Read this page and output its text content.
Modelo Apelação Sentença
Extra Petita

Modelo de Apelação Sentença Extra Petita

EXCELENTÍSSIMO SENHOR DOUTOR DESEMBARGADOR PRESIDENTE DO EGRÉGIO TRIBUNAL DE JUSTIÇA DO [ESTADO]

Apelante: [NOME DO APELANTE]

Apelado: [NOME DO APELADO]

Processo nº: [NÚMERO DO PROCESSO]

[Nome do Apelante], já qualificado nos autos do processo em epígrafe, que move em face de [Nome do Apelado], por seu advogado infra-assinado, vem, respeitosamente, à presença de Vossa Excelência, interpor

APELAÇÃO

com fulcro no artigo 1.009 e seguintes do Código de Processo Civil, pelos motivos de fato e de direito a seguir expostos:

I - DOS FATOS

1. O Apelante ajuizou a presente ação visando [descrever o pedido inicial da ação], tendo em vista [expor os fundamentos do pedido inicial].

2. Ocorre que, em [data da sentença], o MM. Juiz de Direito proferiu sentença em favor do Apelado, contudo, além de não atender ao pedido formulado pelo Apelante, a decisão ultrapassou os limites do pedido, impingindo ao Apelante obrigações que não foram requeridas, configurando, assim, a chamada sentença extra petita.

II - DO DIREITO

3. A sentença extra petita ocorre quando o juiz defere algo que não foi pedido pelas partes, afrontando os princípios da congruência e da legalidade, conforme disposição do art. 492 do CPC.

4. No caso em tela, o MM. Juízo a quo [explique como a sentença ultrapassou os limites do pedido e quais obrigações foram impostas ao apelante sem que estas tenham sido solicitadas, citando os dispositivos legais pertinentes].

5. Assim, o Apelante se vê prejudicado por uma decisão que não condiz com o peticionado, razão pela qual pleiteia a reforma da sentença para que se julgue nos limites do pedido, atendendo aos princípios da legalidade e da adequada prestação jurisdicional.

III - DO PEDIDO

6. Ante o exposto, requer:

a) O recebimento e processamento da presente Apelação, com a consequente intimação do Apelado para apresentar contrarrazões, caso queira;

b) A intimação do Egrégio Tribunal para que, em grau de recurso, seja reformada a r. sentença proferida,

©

------

* _EXERCISE DESCRIPTION_:
From the entries above, pull out each line that includes "Modelo".

* _OUTPUT BELOW_:
Modelo Apelação Sentença
Modelo de Apelação Sentença Extra Petita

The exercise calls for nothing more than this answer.